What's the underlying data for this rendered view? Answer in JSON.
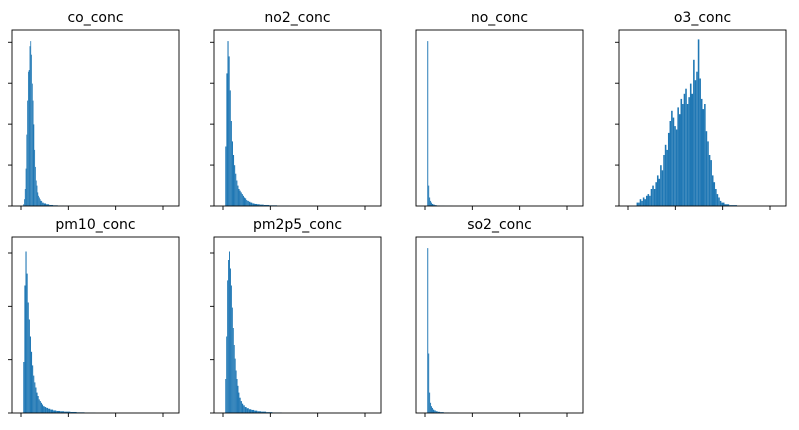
{
  "chart_data": [
    {
      "type": "bar",
      "title": "co_conc",
      "xlabel": "",
      "ylabel": "",
      "grid": false,
      "x_ticks": 4,
      "y_ticks": 5,
      "x_range": [
        0,
        1
      ],
      "y_range": [
        0,
        1
      ],
      "bins": [
        [
          0.04,
          0.045,
          0.01
        ],
        [
          0.045,
          0.05,
          0.04
        ],
        [
          0.05,
          0.055,
          0.1
        ],
        [
          0.055,
          0.06,
          0.22
        ],
        [
          0.06,
          0.065,
          0.42
        ],
        [
          0.065,
          0.07,
          0.62
        ],
        [
          0.07,
          0.075,
          0.79
        ],
        [
          0.075,
          0.08,
          0.8
        ],
        [
          0.08,
          0.085,
          0.94
        ],
        [
          0.085,
          0.09,
          0.97
        ],
        [
          0.09,
          0.095,
          0.89
        ],
        [
          0.095,
          0.1,
          0.72
        ],
        [
          0.1,
          0.105,
          0.62
        ],
        [
          0.105,
          0.11,
          0.48
        ],
        [
          0.11,
          0.115,
          0.33
        ],
        [
          0.115,
          0.12,
          0.23
        ],
        [
          0.12,
          0.125,
          0.15
        ],
        [
          0.125,
          0.13,
          0.12
        ],
        [
          0.13,
          0.135,
          0.08
        ],
        [
          0.135,
          0.14,
          0.06
        ],
        [
          0.14,
          0.145,
          0.05
        ],
        [
          0.145,
          0.15,
          0.04
        ],
        [
          0.15,
          0.155,
          0.03
        ],
        [
          0.155,
          0.16,
          0.03
        ],
        [
          0.16,
          0.17,
          0.02
        ],
        [
          0.17,
          0.185,
          0.015
        ],
        [
          0.185,
          0.205,
          0.01
        ],
        [
          0.205,
          0.23,
          0.006
        ],
        [
          0.23,
          0.26,
          0.004
        ],
        [
          0.26,
          0.3,
          0.002
        ],
        [
          0.3,
          0.36,
          0.001
        ],
        [
          0.36,
          0.46,
          0.001
        ]
      ]
    },
    {
      "type": "bar",
      "title": "no2_conc",
      "xlabel": "",
      "ylabel": "",
      "grid": false,
      "x_ticks": 4,
      "y_ticks": 5,
      "x_range": [
        0,
        1
      ],
      "y_range": [
        0,
        1
      ],
      "bins": [
        [
          0.04,
          0.047,
          0.35
        ],
        [
          0.047,
          0.054,
          0.78
        ],
        [
          0.054,
          0.061,
          0.97
        ],
        [
          0.061,
          0.068,
          0.88
        ],
        [
          0.068,
          0.075,
          0.68
        ],
        [
          0.075,
          0.082,
          0.5
        ],
        [
          0.082,
          0.089,
          0.38
        ],
        [
          0.089,
          0.096,
          0.3
        ],
        [
          0.096,
          0.103,
          0.24
        ],
        [
          0.103,
          0.11,
          0.19
        ],
        [
          0.11,
          0.117,
          0.15
        ],
        [
          0.117,
          0.124,
          0.12
        ],
        [
          0.124,
          0.131,
          0.1
        ],
        [
          0.131,
          0.138,
          0.09
        ],
        [
          0.138,
          0.145,
          0.08
        ],
        [
          0.145,
          0.152,
          0.07
        ],
        [
          0.152,
          0.159,
          0.06
        ],
        [
          0.159,
          0.166,
          0.05
        ],
        [
          0.166,
          0.173,
          0.045
        ],
        [
          0.173,
          0.18,
          0.035
        ],
        [
          0.18,
          0.19,
          0.03
        ],
        [
          0.19,
          0.2,
          0.025
        ],
        [
          0.2,
          0.212,
          0.02
        ],
        [
          0.212,
          0.226,
          0.015
        ],
        [
          0.226,
          0.242,
          0.012
        ],
        [
          0.242,
          0.26,
          0.01
        ],
        [
          0.26,
          0.285,
          0.008
        ],
        [
          0.285,
          0.32,
          0.006
        ],
        [
          0.32,
          0.37,
          0.004
        ],
        [
          0.37,
          0.45,
          0.002
        ]
      ]
    },
    {
      "type": "bar",
      "title": "no_conc",
      "xlabel": "",
      "ylabel": "",
      "grid": false,
      "x_ticks": 4,
      "y_ticks": 0,
      "x_range": [
        0,
        1
      ],
      "y_range": [
        0,
        1
      ],
      "bins": [
        [
          0.04,
          0.046,
          0.97
        ],
        [
          0.046,
          0.052,
          0.12
        ],
        [
          0.052,
          0.058,
          0.05
        ],
        [
          0.058,
          0.064,
          0.03
        ],
        [
          0.064,
          0.07,
          0.02
        ],
        [
          0.07,
          0.078,
          0.012
        ],
        [
          0.078,
          0.088,
          0.008
        ],
        [
          0.088,
          0.1,
          0.005
        ],
        [
          0.1,
          0.12,
          0.003
        ],
        [
          0.12,
          0.15,
          0.002
        ],
        [
          0.15,
          0.2,
          0.001
        ]
      ]
    },
    {
      "type": "bar",
      "title": "o3_conc",
      "xlabel": "",
      "ylabel": "",
      "grid": false,
      "x_ticks": 4,
      "y_ticks": 5,
      "x_range": [
        0,
        1
      ],
      "y_range": [
        0,
        1
      ],
      "bins": [
        [
          0.08,
          0.09,
          0.02
        ],
        [
          0.09,
          0.1,
          0.02
        ],
        [
          0.1,
          0.11,
          0.04
        ],
        [
          0.11,
          0.12,
          0.03
        ],
        [
          0.12,
          0.13,
          0.05
        ],
        [
          0.13,
          0.14,
          0.04
        ],
        [
          0.14,
          0.15,
          0.06
        ],
        [
          0.15,
          0.16,
          0.07
        ],
        [
          0.16,
          0.17,
          0.06
        ],
        [
          0.17,
          0.18,
          0.1
        ],
        [
          0.18,
          0.19,
          0.12
        ],
        [
          0.19,
          0.2,
          0.1
        ],
        [
          0.2,
          0.21,
          0.14
        ],
        [
          0.21,
          0.22,
          0.18
        ],
        [
          0.22,
          0.23,
          0.16
        ],
        [
          0.23,
          0.24,
          0.24
        ],
        [
          0.24,
          0.25,
          0.21
        ],
        [
          0.25,
          0.26,
          0.3
        ],
        [
          0.26,
          0.27,
          0.36
        ],
        [
          0.27,
          0.28,
          0.33
        ],
        [
          0.28,
          0.29,
          0.43
        ],
        [
          0.29,
          0.3,
          0.5
        ],
        [
          0.3,
          0.31,
          0.56
        ],
        [
          0.31,
          0.32,
          0.52
        ],
        [
          0.32,
          0.33,
          0.47
        ],
        [
          0.33,
          0.34,
          0.45
        ],
        [
          0.34,
          0.35,
          0.58
        ],
        [
          0.35,
          0.36,
          0.54
        ],
        [
          0.36,
          0.37,
          0.63
        ],
        [
          0.37,
          0.38,
          0.6
        ],
        [
          0.38,
          0.39,
          0.66
        ],
        [
          0.39,
          0.4,
          0.69
        ],
        [
          0.4,
          0.41,
          0.6
        ],
        [
          0.41,
          0.42,
          0.64
        ],
        [
          0.42,
          0.43,
          0.72
        ],
        [
          0.43,
          0.44,
          0.66
        ],
        [
          0.44,
          0.45,
          0.86
        ],
        [
          0.45,
          0.46,
          0.74
        ],
        [
          0.46,
          0.47,
          0.79
        ],
        [
          0.47,
          0.48,
          0.98
        ],
        [
          0.48,
          0.49,
          0.75
        ],
        [
          0.49,
          0.5,
          0.63
        ],
        [
          0.5,
          0.51,
          0.57
        ],
        [
          0.51,
          0.52,
          0.6
        ],
        [
          0.52,
          0.53,
          0.44
        ],
        [
          0.53,
          0.54,
          0.38
        ],
        [
          0.54,
          0.55,
          0.3
        ],
        [
          0.55,
          0.56,
          0.27
        ],
        [
          0.56,
          0.57,
          0.18
        ],
        [
          0.57,
          0.58,
          0.14
        ],
        [
          0.58,
          0.59,
          0.1
        ],
        [
          0.59,
          0.6,
          0.07
        ],
        [
          0.6,
          0.61,
          0.05
        ],
        [
          0.61,
          0.62,
          0.03
        ],
        [
          0.62,
          0.64,
          0.02
        ],
        [
          0.64,
          0.67,
          0.01
        ],
        [
          0.67,
          0.72,
          0.005
        ]
      ]
    },
    {
      "type": "bar",
      "title": "pm10_conc",
      "xlabel": "",
      "ylabel": "",
      "grid": false,
      "x_ticks": 4,
      "y_ticks": 4,
      "x_range": [
        0,
        1
      ],
      "y_range": [
        0,
        1
      ],
      "bins": [
        [
          0.04,
          0.047,
          0.3
        ],
        [
          0.047,
          0.054,
          0.75
        ],
        [
          0.054,
          0.061,
          0.95
        ],
        [
          0.061,
          0.068,
          0.82
        ],
        [
          0.068,
          0.075,
          0.65
        ],
        [
          0.075,
          0.082,
          0.55
        ],
        [
          0.082,
          0.089,
          0.45
        ],
        [
          0.089,
          0.096,
          0.36
        ],
        [
          0.096,
          0.103,
          0.28
        ],
        [
          0.103,
          0.11,
          0.22
        ],
        [
          0.11,
          0.117,
          0.18
        ],
        [
          0.117,
          0.124,
          0.15
        ],
        [
          0.124,
          0.131,
          0.12
        ],
        [
          0.131,
          0.138,
          0.1
        ],
        [
          0.138,
          0.145,
          0.08
        ],
        [
          0.145,
          0.152,
          0.07
        ],
        [
          0.152,
          0.159,
          0.06
        ],
        [
          0.159,
          0.166,
          0.05
        ],
        [
          0.166,
          0.176,
          0.04
        ],
        [
          0.176,
          0.186,
          0.035
        ],
        [
          0.186,
          0.198,
          0.03
        ],
        [
          0.198,
          0.212,
          0.025
        ],
        [
          0.212,
          0.23,
          0.02
        ],
        [
          0.23,
          0.25,
          0.015
        ],
        [
          0.25,
          0.275,
          0.012
        ],
        [
          0.275,
          0.3,
          0.01
        ],
        [
          0.3,
          0.34,
          0.008
        ],
        [
          0.34,
          0.38,
          0.006
        ],
        [
          0.38,
          0.43,
          0.004
        ],
        [
          0.43,
          0.5,
          0.002
        ]
      ]
    },
    {
      "type": "bar",
      "title": "pm2p5_conc",
      "xlabel": "",
      "ylabel": "",
      "grid": false,
      "x_ticks": 4,
      "y_ticks": 4,
      "x_range": [
        0,
        1
      ],
      "y_range": [
        0,
        1
      ],
      "bins": [
        [
          0.04,
          0.046,
          0.2
        ],
        [
          0.046,
          0.052,
          0.45
        ],
        [
          0.052,
          0.058,
          0.78
        ],
        [
          0.058,
          0.064,
          0.9
        ],
        [
          0.064,
          0.07,
          0.95
        ],
        [
          0.07,
          0.076,
          0.85
        ],
        [
          0.076,
          0.082,
          0.75
        ],
        [
          0.082,
          0.088,
          0.62
        ],
        [
          0.088,
          0.094,
          0.5
        ],
        [
          0.094,
          0.1,
          0.4
        ],
        [
          0.1,
          0.106,
          0.32
        ],
        [
          0.106,
          0.112,
          0.25
        ],
        [
          0.112,
          0.118,
          0.2
        ],
        [
          0.118,
          0.124,
          0.16
        ],
        [
          0.124,
          0.13,
          0.12
        ],
        [
          0.13,
          0.138,
          0.09
        ],
        [
          0.138,
          0.146,
          0.07
        ],
        [
          0.146,
          0.154,
          0.055
        ],
        [
          0.154,
          0.164,
          0.045
        ],
        [
          0.164,
          0.176,
          0.035
        ],
        [
          0.176,
          0.19,
          0.028
        ],
        [
          0.19,
          0.206,
          0.022
        ],
        [
          0.206,
          0.224,
          0.018
        ],
        [
          0.224,
          0.244,
          0.014
        ],
        [
          0.244,
          0.268,
          0.01
        ],
        [
          0.268,
          0.3,
          0.008
        ],
        [
          0.3,
          0.34,
          0.005
        ],
        [
          0.34,
          0.4,
          0.003
        ]
      ]
    },
    {
      "type": "bar",
      "title": "so2_conc",
      "xlabel": "",
      "ylabel": "",
      "grid": false,
      "x_ticks": 4,
      "y_ticks": 0,
      "x_range": [
        0,
        1
      ],
      "y_range": [
        0,
        1
      ],
      "bins": [
        [
          0.04,
          0.046,
          0.97
        ],
        [
          0.046,
          0.052,
          0.35
        ],
        [
          0.052,
          0.058,
          0.12
        ],
        [
          0.058,
          0.064,
          0.06
        ],
        [
          0.064,
          0.07,
          0.04
        ],
        [
          0.07,
          0.076,
          0.03
        ],
        [
          0.076,
          0.084,
          0.02
        ],
        [
          0.084,
          0.094,
          0.015
        ],
        [
          0.094,
          0.106,
          0.01
        ],
        [
          0.106,
          0.122,
          0.007
        ],
        [
          0.122,
          0.145,
          0.005
        ],
        [
          0.145,
          0.18,
          0.003
        ],
        [
          0.18,
          0.24,
          0.002
        ]
      ]
    }
  ],
  "style": {
    "bar_color": "#1f77b4",
    "axis_color": "#000000",
    "background": "#ffffff"
  }
}
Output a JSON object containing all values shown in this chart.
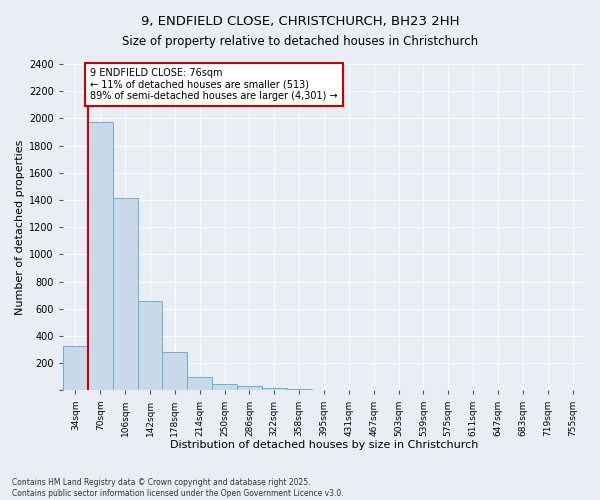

▸ **Exercise**:
Find each line in the records holding the string "title" and show it.

▸ **Result of the exercise**:
      "title": "co_conc",
      "title": "no2_conc",
      "title": "no_conc",
      "title": "o3_conc",
      "title": "pm10_conc",
      "title": "pm2p5_conc",
      "title": "so2_conc",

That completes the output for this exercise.